Leaving the pictures aside, transcribe every line below exactly.

____________________

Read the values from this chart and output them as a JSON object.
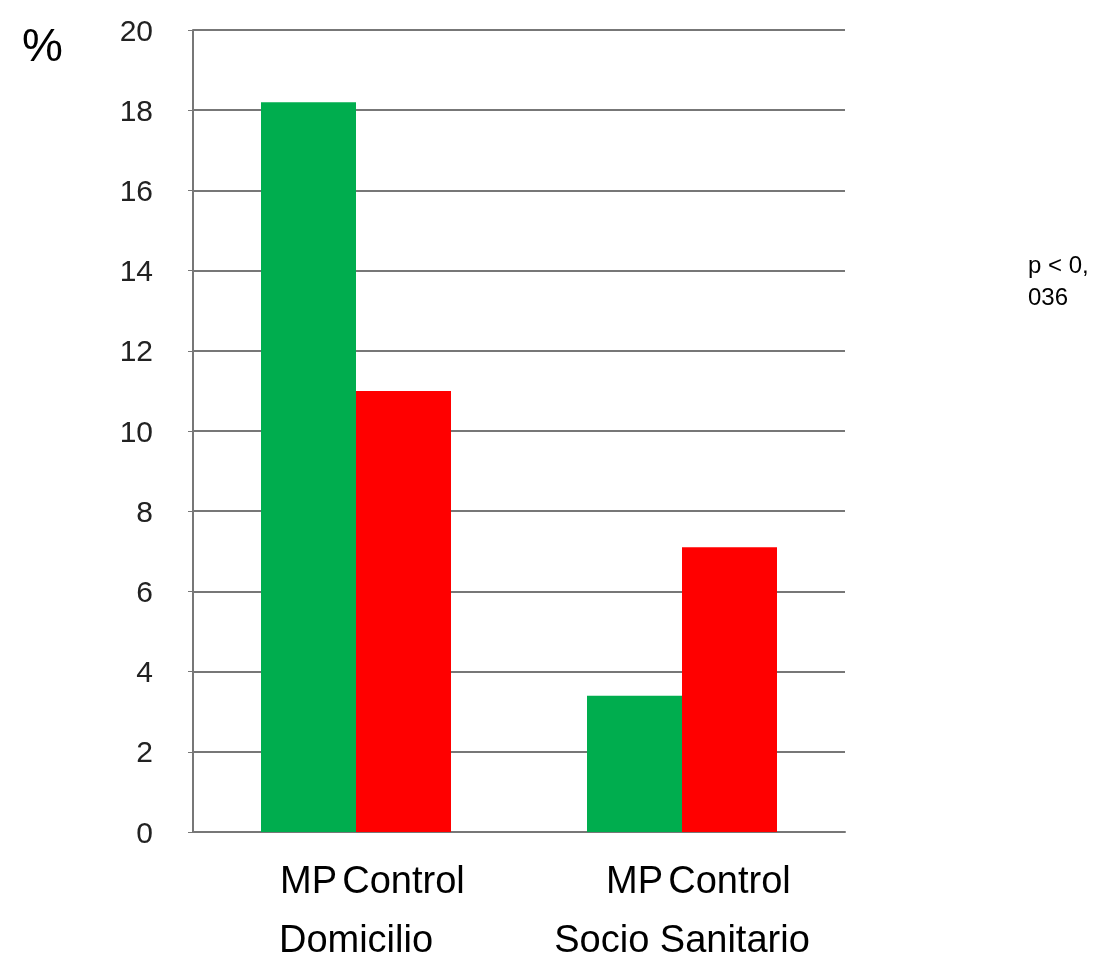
{
  "chart_data": {
    "type": "bar",
    "ylabel": "%",
    "categories": [
      "Domicilio",
      "Socio Sanitario"
    ],
    "series": [
      {
        "name": "MP",
        "color": "#00ad4e",
        "values": [
          18.2,
          3.4
        ]
      },
      {
        "name": "Control",
        "color": "#ff0000",
        "values": [
          11,
          7.1
        ]
      }
    ],
    "ylim": [
      0,
      20
    ],
    "yticks": [
      0,
      2,
      4,
      6,
      8,
      10,
      12,
      14,
      16,
      18,
      20
    ],
    "grid": "y",
    "annotations": [
      "p < 0,036"
    ]
  }
}
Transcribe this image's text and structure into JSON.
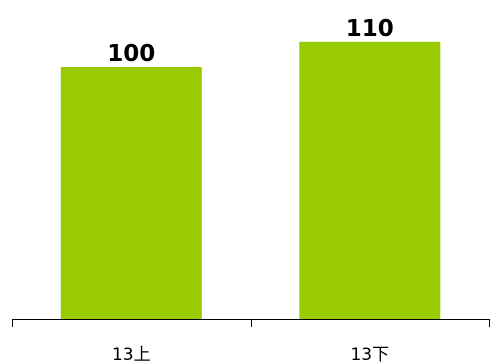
{
  "chart_data": {
    "type": "bar",
    "categories": [
      "13上",
      "13下"
    ],
    "values": [
      100,
      110
    ],
    "title": "",
    "xlabel": "",
    "ylabel": "",
    "ylim": [
      0,
      110
    ],
    "grid": false,
    "legend": "none",
    "bar_color": "#99CC00",
    "data_labels": [
      "100",
      "110"
    ]
  }
}
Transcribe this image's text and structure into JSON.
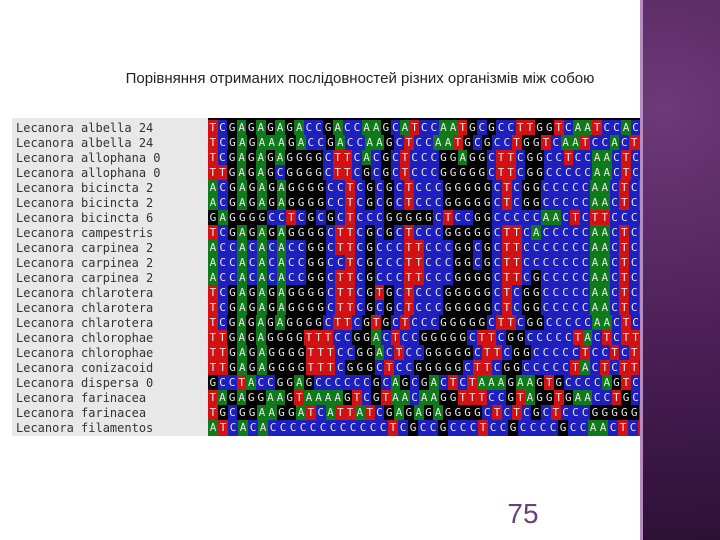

____________________

● **Finished answer**
Read the values from this chart and output them as a JSON object.
{
  "chart_data": {
    "type": "bar",
    "ylabel": "%",
    "categories": [
      "Domicilio",
      "Socio Sanitario"
    ],
    "series": [
      {
        "name": "MP",
        "color": "#00ad4e",
        "values": [
          18.2,
          3.4
        ]
      },
      {
        "name": "Control",
        "color": "#ff0000",
        "values": [
          11,
          7.1
        ]
      }
    ],
    "ylim": [
      0,
      20
    ],
    "yticks": [
      0,
      2,
      4,
      6,
      8,
      10,
      12,
      14,
      16,
      18,
      20
    ],
    "grid": "y",
    "annotations": [
      "p < 0,036"
    ]
  }
}
Transcribe this image's text and structure into JSON.
{
  "chart_data": {
    "type": "bar",
    "categories": [
      "13上",
      "13下"
    ],
    "values": [
      100,
      110
    ],
    "title": "",
    "xlabel": "",
    "ylabel": "",
    "ylim": [
      0,
      110
    ],
    "grid": false,
    "legend": "none",
    "bar_color": "#99CC00",
    "data_labels": [
      "100",
      "110"
    ]
  }
}
Transcribe this image's text and structure into JSON.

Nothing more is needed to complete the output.